Excerpt -
-*-

Reason: Subclassing usually means more complexity and connectedness, i.e. harder to change, maintain, and scale without making mistakes.

A much more complete and concrete answer from Tim Boudreau of Sun:

Common problems to the use of inheritance as I see it are:

  • Innocent acts can have unexpected results - The classic example of this is calls to overridable methods from the superclass constructor, before the subclasses instance fields have been initialized. In a perfect world, nobody would ever do that. This is not a perfect world.
  • It offers perverse temptations for subclassers to make assumptions about order of method calls and such - such assumptions tend not to be stable if the superclass may evolve over time. See also my toaster and coffee pot analogy.

-*-

Region annotation records

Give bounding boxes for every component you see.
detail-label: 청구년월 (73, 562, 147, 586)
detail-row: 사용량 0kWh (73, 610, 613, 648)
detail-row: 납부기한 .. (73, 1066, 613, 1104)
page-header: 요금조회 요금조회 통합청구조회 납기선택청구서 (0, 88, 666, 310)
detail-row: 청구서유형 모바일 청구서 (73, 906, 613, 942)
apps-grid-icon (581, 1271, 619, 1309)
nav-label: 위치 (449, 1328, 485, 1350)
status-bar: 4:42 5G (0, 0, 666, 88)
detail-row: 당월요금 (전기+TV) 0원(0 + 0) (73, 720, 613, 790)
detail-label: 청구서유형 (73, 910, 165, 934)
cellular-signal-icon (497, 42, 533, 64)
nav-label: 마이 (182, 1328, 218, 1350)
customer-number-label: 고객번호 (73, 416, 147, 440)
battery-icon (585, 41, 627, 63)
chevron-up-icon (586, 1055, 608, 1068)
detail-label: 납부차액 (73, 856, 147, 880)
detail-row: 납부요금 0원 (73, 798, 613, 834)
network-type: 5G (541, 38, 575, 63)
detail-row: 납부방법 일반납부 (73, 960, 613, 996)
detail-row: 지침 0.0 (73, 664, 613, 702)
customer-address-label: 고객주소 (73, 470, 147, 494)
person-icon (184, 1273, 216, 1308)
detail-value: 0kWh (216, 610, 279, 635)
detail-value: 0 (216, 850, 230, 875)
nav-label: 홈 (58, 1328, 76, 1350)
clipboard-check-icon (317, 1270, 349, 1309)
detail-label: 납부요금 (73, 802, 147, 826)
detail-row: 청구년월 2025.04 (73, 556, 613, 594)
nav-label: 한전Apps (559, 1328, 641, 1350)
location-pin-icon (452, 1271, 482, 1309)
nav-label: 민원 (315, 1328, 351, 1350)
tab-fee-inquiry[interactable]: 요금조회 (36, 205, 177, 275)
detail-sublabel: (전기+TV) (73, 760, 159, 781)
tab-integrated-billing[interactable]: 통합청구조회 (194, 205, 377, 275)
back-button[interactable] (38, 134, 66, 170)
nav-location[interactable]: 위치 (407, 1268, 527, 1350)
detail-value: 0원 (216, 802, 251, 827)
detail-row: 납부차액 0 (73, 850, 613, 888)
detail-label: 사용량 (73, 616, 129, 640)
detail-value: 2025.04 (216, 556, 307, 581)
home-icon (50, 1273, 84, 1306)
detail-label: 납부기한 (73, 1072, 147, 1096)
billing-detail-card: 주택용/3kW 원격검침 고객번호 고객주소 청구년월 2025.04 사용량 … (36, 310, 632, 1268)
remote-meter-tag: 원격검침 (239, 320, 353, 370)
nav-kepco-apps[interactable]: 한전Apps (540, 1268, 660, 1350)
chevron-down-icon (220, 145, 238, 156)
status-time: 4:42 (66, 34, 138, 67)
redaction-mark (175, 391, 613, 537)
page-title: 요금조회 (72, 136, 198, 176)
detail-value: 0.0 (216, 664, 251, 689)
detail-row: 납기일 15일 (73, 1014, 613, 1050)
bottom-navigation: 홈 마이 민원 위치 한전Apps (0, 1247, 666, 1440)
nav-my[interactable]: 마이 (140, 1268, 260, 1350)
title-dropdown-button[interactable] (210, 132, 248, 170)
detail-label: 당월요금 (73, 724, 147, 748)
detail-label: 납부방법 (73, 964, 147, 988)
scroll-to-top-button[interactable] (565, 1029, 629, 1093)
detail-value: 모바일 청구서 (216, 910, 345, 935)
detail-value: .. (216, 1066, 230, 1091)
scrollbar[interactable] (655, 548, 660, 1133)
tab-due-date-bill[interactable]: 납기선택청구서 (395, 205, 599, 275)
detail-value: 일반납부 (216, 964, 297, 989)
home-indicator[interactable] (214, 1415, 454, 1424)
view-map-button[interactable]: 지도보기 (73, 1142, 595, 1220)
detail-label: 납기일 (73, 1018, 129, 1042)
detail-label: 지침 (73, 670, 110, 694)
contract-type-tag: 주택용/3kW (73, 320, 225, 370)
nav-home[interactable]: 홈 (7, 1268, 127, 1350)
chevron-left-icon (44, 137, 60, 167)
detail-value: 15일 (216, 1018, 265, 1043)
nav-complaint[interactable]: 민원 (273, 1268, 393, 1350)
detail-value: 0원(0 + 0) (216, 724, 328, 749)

-*-

Stated goal - According to the excerpt on inheritance, what is the classic example of an innocent act having unexpected results?

The completed task - Calls to overridable methods from the superclass constructor before the subclass's instance fields have been initialized.